Where a line of the material contains the string "Jinping", copy that line.
---
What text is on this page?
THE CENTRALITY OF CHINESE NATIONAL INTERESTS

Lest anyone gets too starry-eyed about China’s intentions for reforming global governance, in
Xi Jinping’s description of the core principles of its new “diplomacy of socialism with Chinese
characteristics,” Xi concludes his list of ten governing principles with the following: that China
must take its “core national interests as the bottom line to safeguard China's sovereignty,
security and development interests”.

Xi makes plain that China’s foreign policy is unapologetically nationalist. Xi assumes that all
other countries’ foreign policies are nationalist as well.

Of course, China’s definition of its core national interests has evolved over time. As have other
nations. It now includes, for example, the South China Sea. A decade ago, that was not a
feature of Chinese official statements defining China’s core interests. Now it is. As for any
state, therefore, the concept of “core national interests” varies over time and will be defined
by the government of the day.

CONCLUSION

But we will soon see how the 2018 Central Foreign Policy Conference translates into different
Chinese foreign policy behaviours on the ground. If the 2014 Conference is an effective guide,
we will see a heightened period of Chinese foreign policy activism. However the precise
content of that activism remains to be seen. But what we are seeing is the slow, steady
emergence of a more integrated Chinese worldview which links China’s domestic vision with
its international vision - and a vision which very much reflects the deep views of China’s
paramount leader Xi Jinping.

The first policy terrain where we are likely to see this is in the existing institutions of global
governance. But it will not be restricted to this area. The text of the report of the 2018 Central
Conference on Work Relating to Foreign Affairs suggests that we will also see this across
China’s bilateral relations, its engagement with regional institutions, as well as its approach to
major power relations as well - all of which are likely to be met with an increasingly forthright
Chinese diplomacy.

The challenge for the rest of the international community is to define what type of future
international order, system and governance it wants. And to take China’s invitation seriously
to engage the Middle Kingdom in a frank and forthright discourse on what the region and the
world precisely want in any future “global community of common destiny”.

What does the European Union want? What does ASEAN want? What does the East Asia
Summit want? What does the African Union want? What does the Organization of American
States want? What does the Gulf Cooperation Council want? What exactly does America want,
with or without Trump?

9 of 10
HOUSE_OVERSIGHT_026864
---
§ **RESPONSE BELOW**
Xi Jinping’s description of the core principles of its new “diplomacy of socialism with Chinese
paramount leader Xi Jinping.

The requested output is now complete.